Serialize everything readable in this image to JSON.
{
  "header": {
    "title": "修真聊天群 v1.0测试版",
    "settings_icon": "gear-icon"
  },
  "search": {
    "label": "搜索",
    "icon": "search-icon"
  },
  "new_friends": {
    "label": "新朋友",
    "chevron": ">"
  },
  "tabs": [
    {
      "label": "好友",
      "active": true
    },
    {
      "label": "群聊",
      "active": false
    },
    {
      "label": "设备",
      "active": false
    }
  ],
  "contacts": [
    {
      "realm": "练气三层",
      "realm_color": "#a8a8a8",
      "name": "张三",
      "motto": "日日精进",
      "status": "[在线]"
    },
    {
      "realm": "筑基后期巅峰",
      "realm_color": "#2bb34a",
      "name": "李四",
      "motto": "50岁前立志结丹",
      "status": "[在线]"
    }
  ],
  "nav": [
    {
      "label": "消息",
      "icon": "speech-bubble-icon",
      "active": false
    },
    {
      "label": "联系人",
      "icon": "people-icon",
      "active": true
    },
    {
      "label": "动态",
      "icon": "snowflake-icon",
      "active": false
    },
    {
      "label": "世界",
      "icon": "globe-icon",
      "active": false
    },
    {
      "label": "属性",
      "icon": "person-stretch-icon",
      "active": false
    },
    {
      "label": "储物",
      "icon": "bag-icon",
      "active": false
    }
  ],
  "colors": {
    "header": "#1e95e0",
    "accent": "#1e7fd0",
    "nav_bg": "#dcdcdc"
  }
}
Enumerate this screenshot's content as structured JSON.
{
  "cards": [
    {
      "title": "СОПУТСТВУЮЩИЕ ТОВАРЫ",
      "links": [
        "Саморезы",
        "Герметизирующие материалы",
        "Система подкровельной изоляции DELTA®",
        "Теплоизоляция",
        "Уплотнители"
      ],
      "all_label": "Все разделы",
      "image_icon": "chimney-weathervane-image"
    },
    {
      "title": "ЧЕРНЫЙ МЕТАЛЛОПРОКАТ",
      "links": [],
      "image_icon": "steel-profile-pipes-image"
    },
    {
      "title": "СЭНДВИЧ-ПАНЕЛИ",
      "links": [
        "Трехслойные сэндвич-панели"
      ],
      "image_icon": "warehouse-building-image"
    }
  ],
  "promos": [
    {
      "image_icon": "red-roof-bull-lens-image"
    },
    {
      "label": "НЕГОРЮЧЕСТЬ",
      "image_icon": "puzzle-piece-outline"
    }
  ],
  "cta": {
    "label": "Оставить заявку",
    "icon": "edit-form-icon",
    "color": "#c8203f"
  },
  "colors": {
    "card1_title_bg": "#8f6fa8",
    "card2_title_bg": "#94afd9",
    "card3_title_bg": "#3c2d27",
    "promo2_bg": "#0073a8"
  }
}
- - - -
◆ **Work to complete**: Take the lines above and retype all of them exactly.

◆ **The output**:
Serialize everything readable in this image to JSON.
{
  "header": {
    "title": "修真聊天群 v1.0测试版",
    "settings_icon": "gear-icon"
  },
  "search": {
    "label": "搜索",
    "icon": "search-icon"
  },
  "new_friends": {
    "label": "新朋友",
    "chevron": ">"
  },
  "tabs": [
    {
      "label": "好友",
      "active": true
    },
    {
      "label": "群聊",
      "active": false
    },
    {
      "label": "设备",
      "active": false
    }
  ],
  "contacts": [
    {
      "realm": "练气三层",
      "realm_color": "#a8a8a8",
      "name": "张三",
      "motto": "日日精进",
      "status": "[在线]"
    },
    {
      "realm": "筑基后期巅峰",
      "realm_color": "#2bb34a",
      "name": "李四",
      "motto": "50岁前立志结丹",
      "status": "[在线]"
    }
  ],
  "nav": [
    {
      "label": "消息",
      "icon": "speech-bubble-icon",
      "active": false
    },
    {
      "label": "联系人",
      "icon": "people-icon",
      "active": true
    },
    {
      "label": "动态",
      "icon": "snowflake-icon",
      "active": false
    },
    {
      "label": "世界",
      "icon": "globe-icon",
      "active": false
    },
    {
      "label": "属性",
      "icon": "person-stretch-icon",
      "active": false
    },
    {
      "label": "储物",
      "icon": "bag-icon",
      "active": false
    }
  ],
  "colors": {
    "header": "#1e95e0",
    "accent": "#1e7fd0",
    "nav_bg": "#dcdcdc"
  }
}
Enumerate this screenshot's content as structured JSON.
{
  "cards": [
    {
      "title": "СОПУТСТВУЮЩИЕ ТОВАРЫ",
      "links": [
        "Саморезы",
        "Герметизирующие материалы",
        "Система подкровельной изоляции DELTA®",
        "Теплоизоляция",
        "Уплотнители"
      ],
      "all_label": "Все разделы",
      "image_icon": "chimney-weathervane-image"
    },
    {
      "title": "ЧЕРНЫЙ МЕТАЛЛОПРОКАТ",
      "links": [],
      "image_icon": "steel-profile-pipes-image"
    },
    {
      "title": "СЭНДВИЧ-ПАНЕЛИ",
      "links": [
        "Трехслойные сэндвич-панели"
      ],
      "image_icon": "warehouse-building-image"
    }
  ],
  "promos": [
    {
      "image_icon": "red-roof-bull-lens-image"
    },
    {
      "label": "НЕГОРЮЧЕСТЬ",
      "image_icon": "puzzle-piece-outline"
    }
  ],
  "cta": {
    "label": "Оставить заявку",
    "icon": "edit-form-icon",
    "color": "#c8203f"
  },
  "colors": {
    "card1_title_bg": "#8f6fa8",
    "card2_title_bg": "#94afd9",
    "card3_title_bg": "#3c2d27",
    "promo2_bg": "#0073a8"
  }
}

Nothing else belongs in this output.